• DATASET ROWS:
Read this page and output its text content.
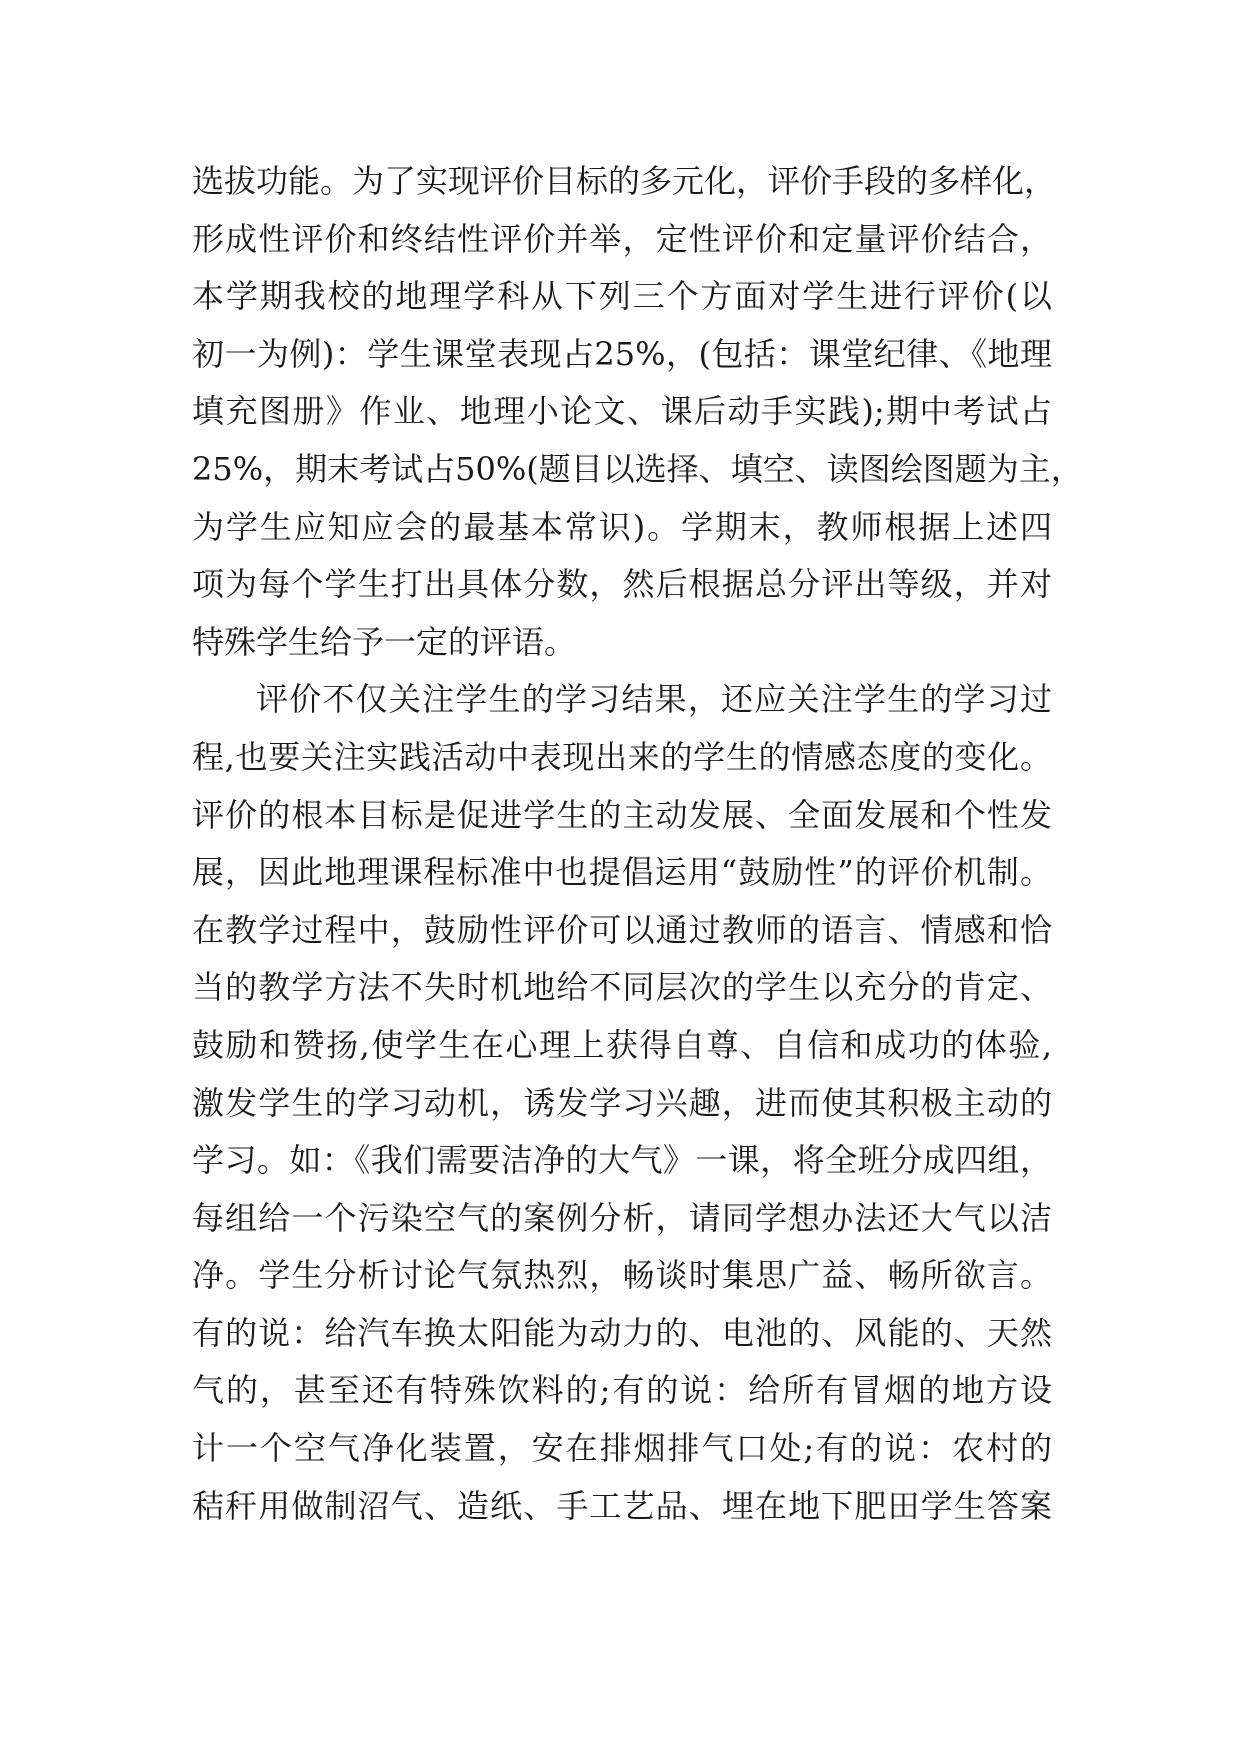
选拔功能。为了实现评价目标的多元化，评价手段的多样化，
形成性评价和终结性评价并举，定性评价和定量评价结合，
本学期我校的地理学科从下列三个方面对学生进行评价(以
初一为例)：学生课堂表现占25%，(包括：课堂纪律、《地理
填充图册》作业、地理小论文、课后动手实践);期中考试占
25%，期末考试占50%(题目以选择、填空、读图绘图题为主，
为学生应知应会的最基本常识)。学期末，教师根据上述四
项为每个学生打出具体分数，然后根据总分评出等级，并对
特殊学生给予一定的评语。
评价不仅关注学生的学习结果，还应关注学生的学习过
程,也要关注实践活动中表现出来的学生的情感态度的变化。
评价的根本目标是促进学生的主动发展、全面发展和个性发
展，因此地理课程标准中也提倡运用“鼓励性”的评价机制。
在教学过程中，鼓励性评价可以通过教师的语言、情感和恰
当的教学方法不失时机地给不同层次的学生以充分的肯定、
鼓励和赞扬,使学生在心理上获得自尊、自信和成功的体验,
激发学生的学习动机，诱发学习兴趣，进而使其积极主动的
学习。如：《我们需要洁净的大气》一课，将全班分成四组，
每组给一个污染空气的案例分析，请同学想办法还大气以洁
净。学生分析讨论气氛热烈，畅谈时集思广益、畅所欲言。
有的说：给汽车换太阳能为动力的、电池的、风能的、天然
气的，甚至还有特殊饮料的;有的说：给所有冒烟的地方设
计一个空气净化装置，安在排烟排气口处;有的说：农村的
秸秆用做制沼气、造纸、手工艺品、埋在地下肥田学生答案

• THE REQUEST:
Each entry shown above must be quoted exactly, with its pictures left out.

• SOLVED PROBLEM:
Read this page and output its text content.
选拔功能。为了实现评价目标的多元化，评价手段的多样化，
形成性评价和终结性评价并举，定性评价和定量评价结合，
本学期我校的地理学科从下列三个方面对学生进行评价(以
初一为例)：学生课堂表现占25%，(包括：课堂纪律、《地理
填充图册》作业、地理小论文、课后动手实践);期中考试占
25%，期末考试占50%(题目以选择、填空、读图绘图题为主，
为学生应知应会的最基本常识)。学期末，教师根据上述四
项为每个学生打出具体分数，然后根据总分评出等级，并对
特殊学生给予一定的评语。
评价不仅关注学生的学习结果，还应关注学生的学习过
程,也要关注实践活动中表现出来的学生的情感态度的变化。
评价的根本目标是促进学生的主动发展、全面发展和个性发
展，因此地理课程标准中也提倡运用“鼓励性”的评价机制。
在教学过程中，鼓励性评价可以通过教师的语言、情感和恰
当的教学方法不失时机地给不同层次的学生以充分的肯定、
鼓励和赞扬,使学生在心理上获得自尊、自信和成功的体验,
激发学生的学习动机，诱发学习兴趣，进而使其积极主动的
学习。如：《我们需要洁净的大气》一课，将全班分成四组，
每组给一个污染空气的案例分析，请同学想办法还大气以洁
净。学生分析讨论气氛热烈，畅谈时集思广益、畅所欲言。
有的说：给汽车换太阳能为动力的、电池的、风能的、天然
气的，甚至还有特殊饮料的;有的说：给所有冒烟的地方设
计一个空气净化装置，安在排烟排气口处;有的说：农村的
秸秆用做制沼气、造纸、手工艺品、埋在地下肥田学生答案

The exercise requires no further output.